* _WHAT IS NEEDED_: Find the lines that hold the word "Percent" and return them.

* _DATA FOR THIS TASK_:

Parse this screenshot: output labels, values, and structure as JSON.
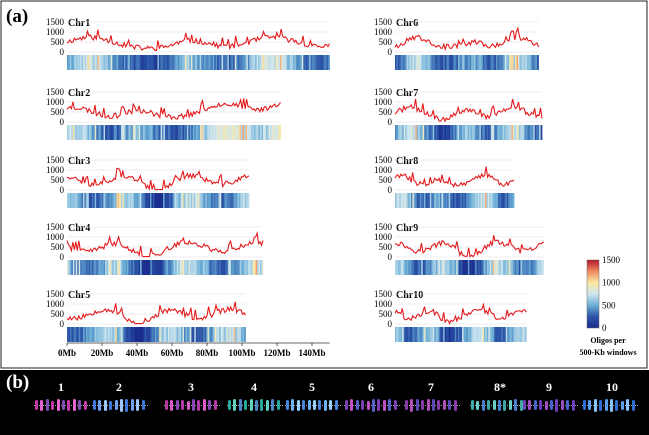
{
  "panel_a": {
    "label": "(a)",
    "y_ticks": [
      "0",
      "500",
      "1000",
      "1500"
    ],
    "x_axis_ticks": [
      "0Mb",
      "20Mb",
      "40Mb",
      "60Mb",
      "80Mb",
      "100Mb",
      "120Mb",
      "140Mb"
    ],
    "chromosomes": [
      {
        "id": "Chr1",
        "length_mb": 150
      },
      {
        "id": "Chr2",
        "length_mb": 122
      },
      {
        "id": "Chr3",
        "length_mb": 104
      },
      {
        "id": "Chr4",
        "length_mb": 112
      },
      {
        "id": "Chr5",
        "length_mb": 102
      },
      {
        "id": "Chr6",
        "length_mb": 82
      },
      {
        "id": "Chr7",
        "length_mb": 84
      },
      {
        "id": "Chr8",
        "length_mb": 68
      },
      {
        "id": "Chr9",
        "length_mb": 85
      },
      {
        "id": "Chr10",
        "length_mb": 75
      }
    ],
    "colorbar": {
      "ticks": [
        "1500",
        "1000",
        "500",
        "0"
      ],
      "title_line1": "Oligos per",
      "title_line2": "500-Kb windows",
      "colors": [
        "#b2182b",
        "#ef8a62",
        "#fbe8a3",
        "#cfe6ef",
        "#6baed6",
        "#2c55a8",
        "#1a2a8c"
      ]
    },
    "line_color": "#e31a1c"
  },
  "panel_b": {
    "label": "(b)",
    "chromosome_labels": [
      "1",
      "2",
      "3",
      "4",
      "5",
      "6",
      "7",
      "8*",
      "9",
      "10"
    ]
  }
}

* * *

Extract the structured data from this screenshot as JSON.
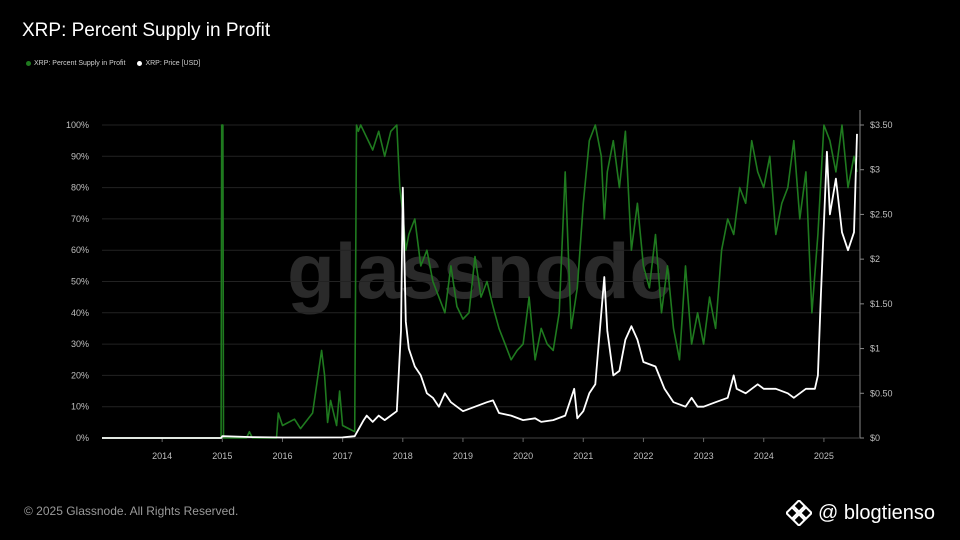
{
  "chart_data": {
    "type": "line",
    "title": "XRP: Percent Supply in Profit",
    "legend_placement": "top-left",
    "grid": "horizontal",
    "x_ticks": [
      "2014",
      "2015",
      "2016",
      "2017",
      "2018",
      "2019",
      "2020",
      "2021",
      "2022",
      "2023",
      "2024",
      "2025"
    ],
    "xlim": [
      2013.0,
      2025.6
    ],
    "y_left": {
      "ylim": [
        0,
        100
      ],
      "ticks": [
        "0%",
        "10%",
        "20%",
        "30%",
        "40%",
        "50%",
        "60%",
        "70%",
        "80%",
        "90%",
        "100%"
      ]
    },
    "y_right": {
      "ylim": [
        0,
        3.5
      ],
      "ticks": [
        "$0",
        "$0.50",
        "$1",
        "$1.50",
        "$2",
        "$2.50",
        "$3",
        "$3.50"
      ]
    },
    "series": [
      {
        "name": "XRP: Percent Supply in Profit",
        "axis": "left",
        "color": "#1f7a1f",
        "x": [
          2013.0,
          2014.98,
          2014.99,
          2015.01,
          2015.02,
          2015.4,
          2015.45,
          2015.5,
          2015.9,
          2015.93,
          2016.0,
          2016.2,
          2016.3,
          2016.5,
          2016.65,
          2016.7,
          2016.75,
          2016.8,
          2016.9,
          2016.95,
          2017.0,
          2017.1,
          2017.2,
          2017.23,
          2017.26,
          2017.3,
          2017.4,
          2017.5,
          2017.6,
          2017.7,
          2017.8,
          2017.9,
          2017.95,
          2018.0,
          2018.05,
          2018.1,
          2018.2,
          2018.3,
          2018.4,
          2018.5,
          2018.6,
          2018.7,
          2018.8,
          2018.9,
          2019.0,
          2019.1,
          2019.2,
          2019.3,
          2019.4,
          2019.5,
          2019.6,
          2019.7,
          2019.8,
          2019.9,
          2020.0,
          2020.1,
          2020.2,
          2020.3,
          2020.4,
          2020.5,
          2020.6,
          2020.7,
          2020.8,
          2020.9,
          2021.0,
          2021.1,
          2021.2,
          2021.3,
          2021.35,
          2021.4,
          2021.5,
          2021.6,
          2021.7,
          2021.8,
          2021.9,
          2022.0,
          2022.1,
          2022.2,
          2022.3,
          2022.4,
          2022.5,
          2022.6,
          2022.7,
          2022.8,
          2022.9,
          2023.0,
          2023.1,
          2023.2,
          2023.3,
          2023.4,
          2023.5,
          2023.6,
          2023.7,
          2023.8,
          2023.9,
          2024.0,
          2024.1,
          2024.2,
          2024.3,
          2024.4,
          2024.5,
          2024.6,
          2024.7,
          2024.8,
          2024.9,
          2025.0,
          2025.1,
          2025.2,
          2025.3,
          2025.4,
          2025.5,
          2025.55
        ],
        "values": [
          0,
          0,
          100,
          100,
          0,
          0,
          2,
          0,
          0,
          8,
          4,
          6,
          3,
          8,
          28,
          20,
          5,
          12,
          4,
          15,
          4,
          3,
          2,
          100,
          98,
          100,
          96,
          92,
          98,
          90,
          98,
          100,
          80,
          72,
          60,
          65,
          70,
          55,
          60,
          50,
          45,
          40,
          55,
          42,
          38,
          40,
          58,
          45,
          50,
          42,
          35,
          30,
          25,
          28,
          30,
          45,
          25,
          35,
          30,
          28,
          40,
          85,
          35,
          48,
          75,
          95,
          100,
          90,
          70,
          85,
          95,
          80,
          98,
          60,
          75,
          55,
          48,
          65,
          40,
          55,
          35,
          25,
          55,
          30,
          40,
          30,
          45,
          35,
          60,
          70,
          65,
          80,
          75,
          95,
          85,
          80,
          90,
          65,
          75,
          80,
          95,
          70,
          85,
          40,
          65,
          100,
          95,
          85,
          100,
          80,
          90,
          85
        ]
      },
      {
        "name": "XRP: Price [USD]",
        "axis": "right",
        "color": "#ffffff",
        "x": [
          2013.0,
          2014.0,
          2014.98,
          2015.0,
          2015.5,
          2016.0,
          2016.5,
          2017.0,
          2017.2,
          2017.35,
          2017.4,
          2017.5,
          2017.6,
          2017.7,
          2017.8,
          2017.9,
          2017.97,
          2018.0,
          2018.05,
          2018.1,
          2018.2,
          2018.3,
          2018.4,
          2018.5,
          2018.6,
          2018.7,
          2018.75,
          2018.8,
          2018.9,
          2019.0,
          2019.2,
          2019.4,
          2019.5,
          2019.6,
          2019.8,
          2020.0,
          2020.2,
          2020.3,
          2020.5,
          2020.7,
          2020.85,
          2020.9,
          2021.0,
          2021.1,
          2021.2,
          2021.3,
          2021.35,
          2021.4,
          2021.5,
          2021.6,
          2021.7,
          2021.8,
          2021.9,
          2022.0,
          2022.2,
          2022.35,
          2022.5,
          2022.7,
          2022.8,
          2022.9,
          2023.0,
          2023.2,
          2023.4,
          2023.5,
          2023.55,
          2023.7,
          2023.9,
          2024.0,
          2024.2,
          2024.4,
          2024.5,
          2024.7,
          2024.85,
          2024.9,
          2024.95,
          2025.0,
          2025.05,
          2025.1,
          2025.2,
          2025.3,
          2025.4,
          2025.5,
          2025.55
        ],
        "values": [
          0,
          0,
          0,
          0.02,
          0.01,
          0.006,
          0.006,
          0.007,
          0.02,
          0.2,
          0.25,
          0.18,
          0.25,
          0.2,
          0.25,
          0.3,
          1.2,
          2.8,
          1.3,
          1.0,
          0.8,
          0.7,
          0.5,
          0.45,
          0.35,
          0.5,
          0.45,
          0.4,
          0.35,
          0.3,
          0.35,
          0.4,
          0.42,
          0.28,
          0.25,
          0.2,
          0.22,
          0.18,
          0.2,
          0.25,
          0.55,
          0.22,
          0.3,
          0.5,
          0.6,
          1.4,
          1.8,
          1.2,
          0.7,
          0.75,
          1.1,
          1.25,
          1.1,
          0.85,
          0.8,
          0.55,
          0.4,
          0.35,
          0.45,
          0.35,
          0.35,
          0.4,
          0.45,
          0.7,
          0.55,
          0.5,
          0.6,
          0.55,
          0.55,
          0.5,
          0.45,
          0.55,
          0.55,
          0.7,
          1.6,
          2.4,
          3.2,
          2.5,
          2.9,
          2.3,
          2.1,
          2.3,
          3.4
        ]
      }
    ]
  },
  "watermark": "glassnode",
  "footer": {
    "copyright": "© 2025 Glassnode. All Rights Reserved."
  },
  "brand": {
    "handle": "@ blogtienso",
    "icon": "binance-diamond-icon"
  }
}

* _EXERCISE OUTPUT_:
    "title": "XRP: Percent Supply in Profit",
        "name": "XRP: Percent Supply in Profit",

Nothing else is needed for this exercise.